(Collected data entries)
********************

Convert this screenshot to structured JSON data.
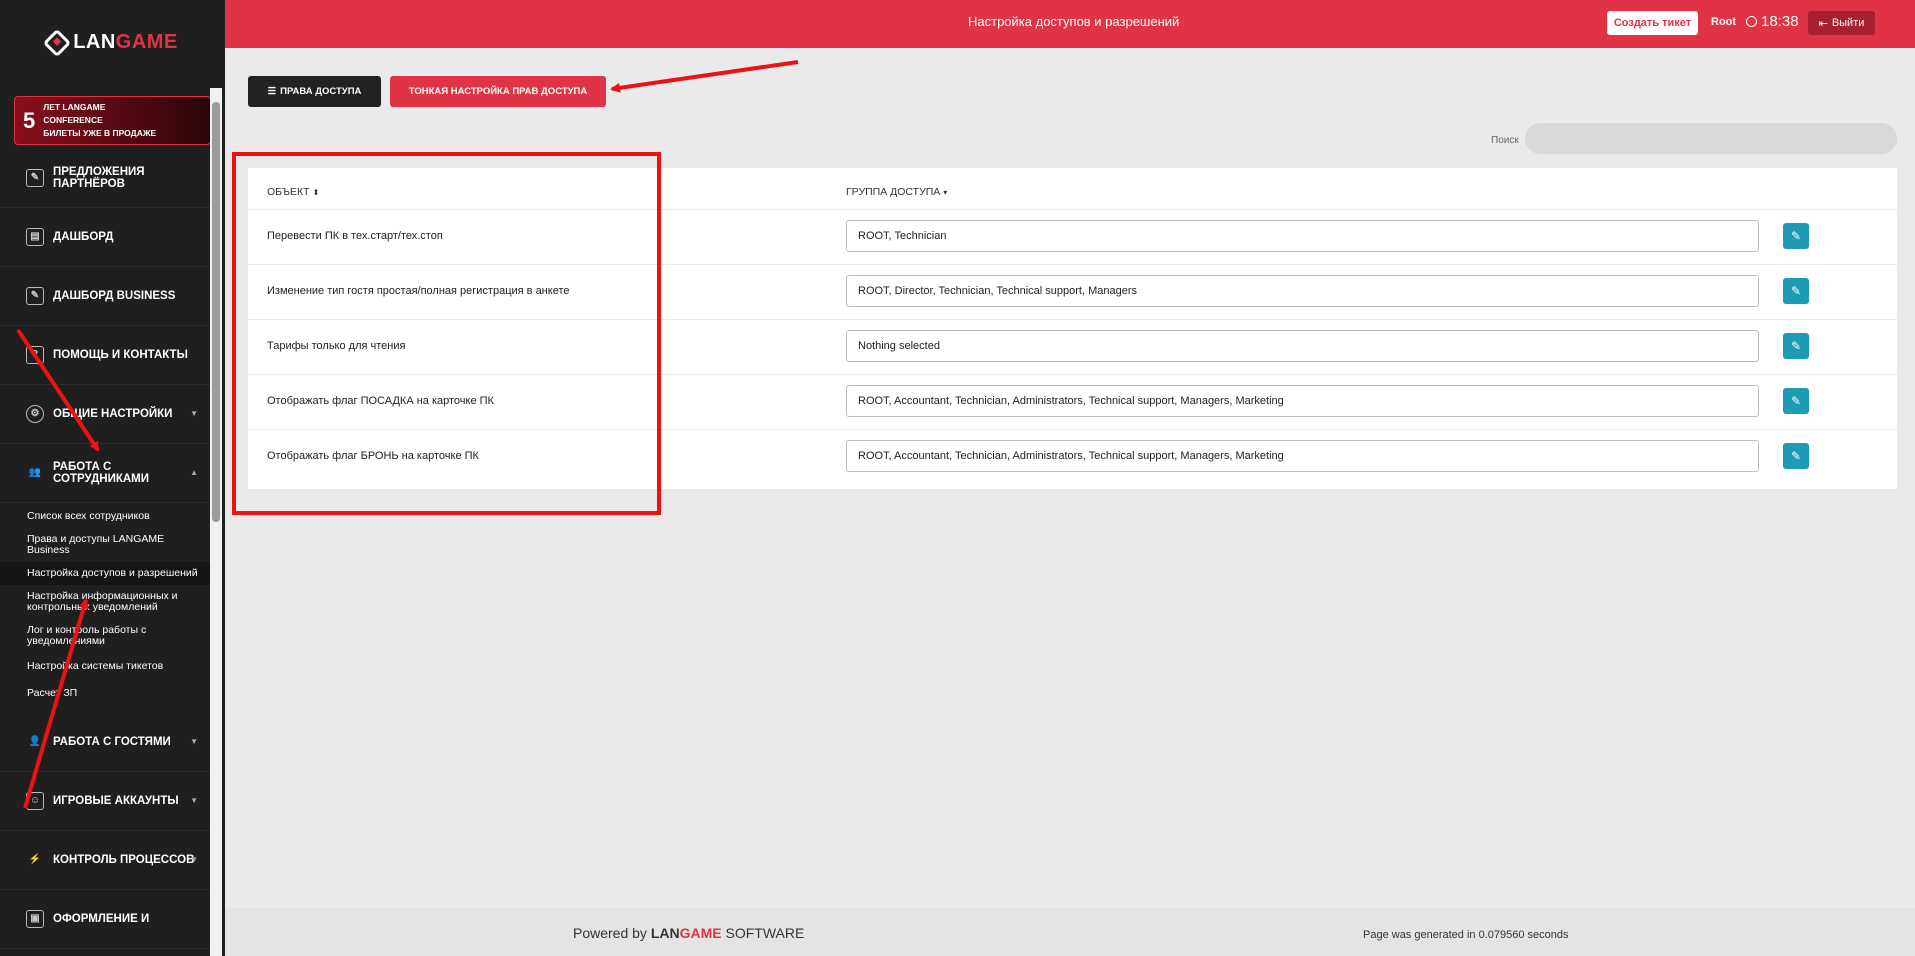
{
  "sidebar": {
    "logo": {
      "left": "LAN",
      "right": "GAME"
    },
    "promo": {
      "number": "5",
      "line1": "лет LANGAME",
      "line2": "CONFERENCE",
      "line3": "БИЛЕТЫ УЖЕ В ПРОДАЖЕ"
    },
    "items": [
      {
        "label": "ПРЕДЛОЖЕНИЯ ПАРТНЁРОВ",
        "icon": "edit-icon"
      },
      {
        "label": "ДАШБОРД",
        "icon": "book-icon"
      },
      {
        "label": "ДАШБОРД BUSINESS",
        "icon": "edit-icon"
      },
      {
        "label": "ПОМОЩЬ И КОНТАКТЫ",
        "icon": "help-icon"
      },
      {
        "label": "ОБЩИЕ НАСТРОЙКИ",
        "icon": "gear-icon"
      },
      {
        "label": "РАБОТА С СОТРУДНИКАМИ",
        "icon": "users-icon"
      }
    ],
    "sub_items": [
      "Список всех сотрудников",
      "Права и доступы LANGAME Business",
      "Настройка доступов и разрешений",
      "Настройка информационных и контрольных уведомлений",
      "Лог и контроль работы с уведомлениями",
      "Настройка системы тикетов",
      "Расчет ЗП"
    ],
    "items_bottom": [
      {
        "label": "РАБОТА С ГОСТЯМИ",
        "icon": "guests-icon"
      },
      {
        "label": "ИГРОВЫЕ АККАУНТЫ",
        "icon": "account-icon"
      },
      {
        "label": "КОНТРОЛЬ ПРОЦЕССОВ",
        "icon": "bolt-icon"
      },
      {
        "label": "ОФОРМЛЕНИЕ И",
        "icon": "design-icon"
      }
    ]
  },
  "topbar": {
    "title": "Настройка доступов и разрешений",
    "create_ticket": "Создать тикет",
    "user": "Root",
    "time": "18:38",
    "logout": "Выйти"
  },
  "tabs": {
    "access_rights": "ПРАВА ДОСТУПА",
    "fine_tuning": "ТОНКАЯ НАСТРОЙКА ПРАВ ДОСТУПА"
  },
  "search": {
    "label": "Поиск",
    "value": ""
  },
  "table": {
    "columns": [
      "ОБЪЕКТ",
      "ГРУППА ДОСТУПА"
    ],
    "rows": [
      {
        "object": "Перевести ПК в тех.старт/тех.стоп",
        "group": "ROOT, Technician"
      },
      {
        "object": "Изменение тип гостя простая/полная регистрация в анкете",
        "group": "ROOT, Director, Technician, Technical support, Managers"
      },
      {
        "object": "Тарифы только для чтения",
        "group": "Nothing selected"
      },
      {
        "object": "Отображать флаг ПОСАДКА на карточке ПК",
        "group": "ROOT, Accountant, Technician, Administrators, Technical support, Managers, Marketing"
      },
      {
        "object": "Отображать флаг БРОНЬ на карточке ПК",
        "group": "ROOT, Accountant, Technician, Administrators, Technical support, Managers, Marketing"
      }
    ]
  },
  "footer": {
    "powered_by": "Powered by",
    "brand_left": "LAN",
    "brand_right": "GAME",
    "software": "SOFTWARE",
    "generated": "Page was generated in 0.079560 seconds"
  },
  "colors": {
    "brand_red": "#e03345",
    "sidebar_bg": "#1f1f1f",
    "edit_button": "#1e9bb5",
    "annotation_red": "#ee1111"
  }
}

********************

EXERCISE REQUIREMENTS:
Pick out each line containing "РАБОТА" and report it.

SOLUTION TO THIS TASK:
        "label": "РАБОТА С СОТРУДНИКАМИ",
        "label": "РАБОТА С ГОСТЯМИ",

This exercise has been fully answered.